Provide an exact copy of the data, excluding the images.

Stored entries

** START **

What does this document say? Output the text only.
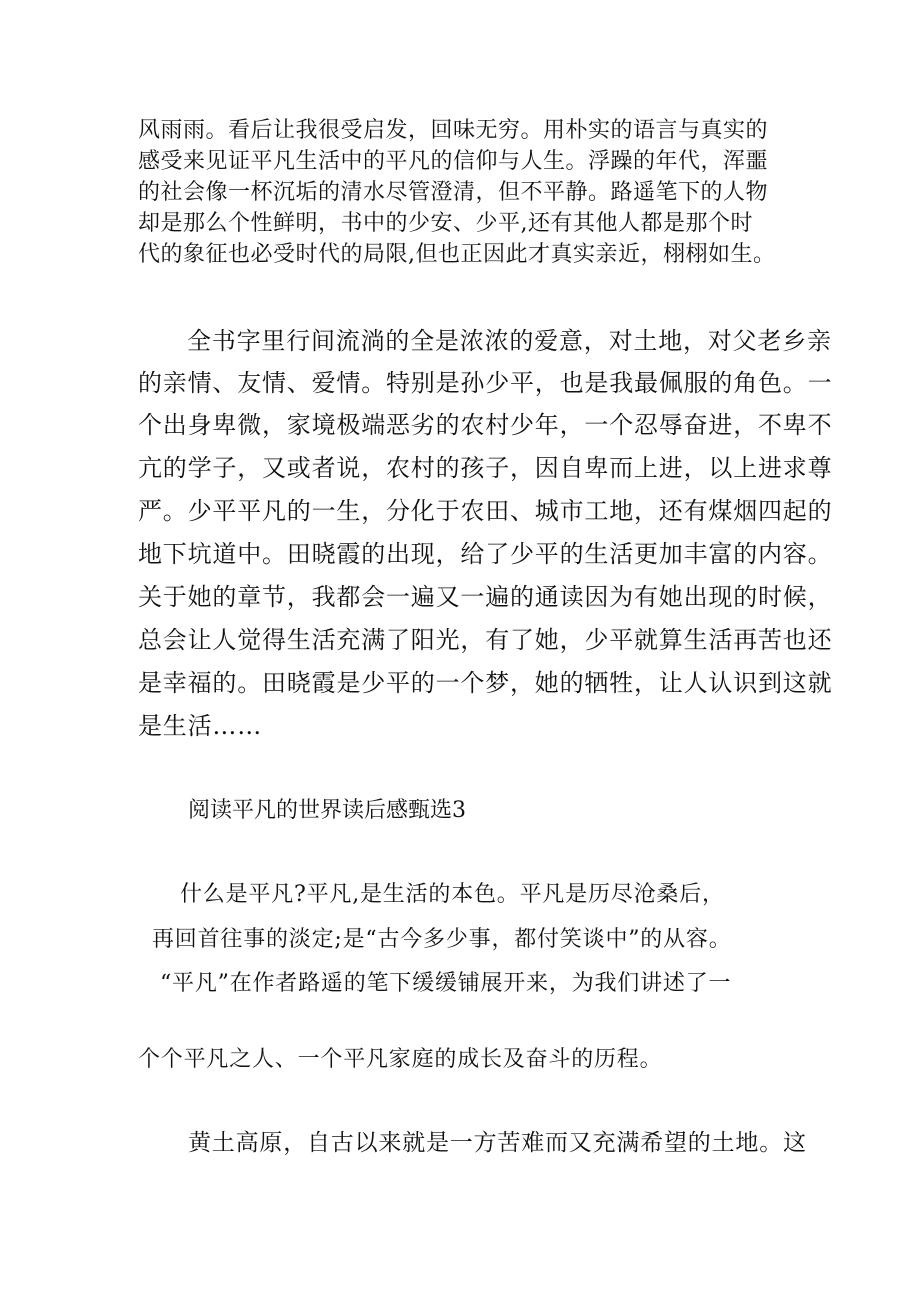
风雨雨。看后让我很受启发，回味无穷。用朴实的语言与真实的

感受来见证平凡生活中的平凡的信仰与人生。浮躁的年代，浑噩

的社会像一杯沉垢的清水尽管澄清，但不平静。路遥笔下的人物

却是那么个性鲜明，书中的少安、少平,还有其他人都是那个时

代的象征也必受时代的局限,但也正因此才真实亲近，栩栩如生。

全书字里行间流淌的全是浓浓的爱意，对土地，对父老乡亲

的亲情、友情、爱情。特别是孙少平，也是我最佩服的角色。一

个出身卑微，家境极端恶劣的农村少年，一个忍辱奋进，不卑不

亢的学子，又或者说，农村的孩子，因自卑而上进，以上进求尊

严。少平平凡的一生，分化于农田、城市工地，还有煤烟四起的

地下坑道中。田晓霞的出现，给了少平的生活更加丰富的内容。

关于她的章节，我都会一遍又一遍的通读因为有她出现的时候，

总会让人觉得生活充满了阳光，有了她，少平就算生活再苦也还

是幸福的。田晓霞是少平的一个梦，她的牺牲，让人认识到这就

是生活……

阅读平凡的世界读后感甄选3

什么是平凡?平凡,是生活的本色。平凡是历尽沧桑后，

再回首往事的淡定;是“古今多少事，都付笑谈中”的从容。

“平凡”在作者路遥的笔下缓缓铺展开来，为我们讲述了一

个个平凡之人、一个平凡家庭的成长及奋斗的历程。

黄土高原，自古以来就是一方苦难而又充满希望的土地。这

** END **

→ Solution:
What does this document say? Output the text only.
风雨雨。看后让我很受启发，回味无穷。用朴实的语言与真实的

感受来见证平凡生活中的平凡的信仰与人生。浮躁的年代，浑噩

的社会像一杯沉垢的清水尽管澄清，但不平静。路遥笔下的人物

却是那么个性鲜明，书中的少安、少平,还有其他人都是那个时

代的象征也必受时代的局限,但也正因此才真实亲近，栩栩如生。

全书字里行间流淌的全是浓浓的爱意，对土地，对父老乡亲

的亲情、友情、爱情。特别是孙少平，也是我最佩服的角色。一

个出身卑微，家境极端恶劣的农村少年，一个忍辱奋进，不卑不

亢的学子，又或者说，农村的孩子，因自卑而上进，以上进求尊

严。少平平凡的一生，分化于农田、城市工地，还有煤烟四起的

地下坑道中。田晓霞的出现，给了少平的生活更加丰富的内容。

关于她的章节，我都会一遍又一遍的通读因为有她出现的时候，

总会让人觉得生活充满了阳光，有了她，少平就算生活再苦也还

是幸福的。田晓霞是少平的一个梦，她的牺牲，让人认识到这就

是生活……

阅读平凡的世界读后感甄选3

什么是平凡?平凡,是生活的本色。平凡是历尽沧桑后，

再回首往事的淡定;是“古今多少事，都付笑谈中”的从容。

“平凡”在作者路遥的笔下缓缓铺展开来，为我们讲述了一

个个平凡之人、一个平凡家庭的成长及奋斗的历程。

黄土高原，自古以来就是一方苦难而又充满希望的土地。这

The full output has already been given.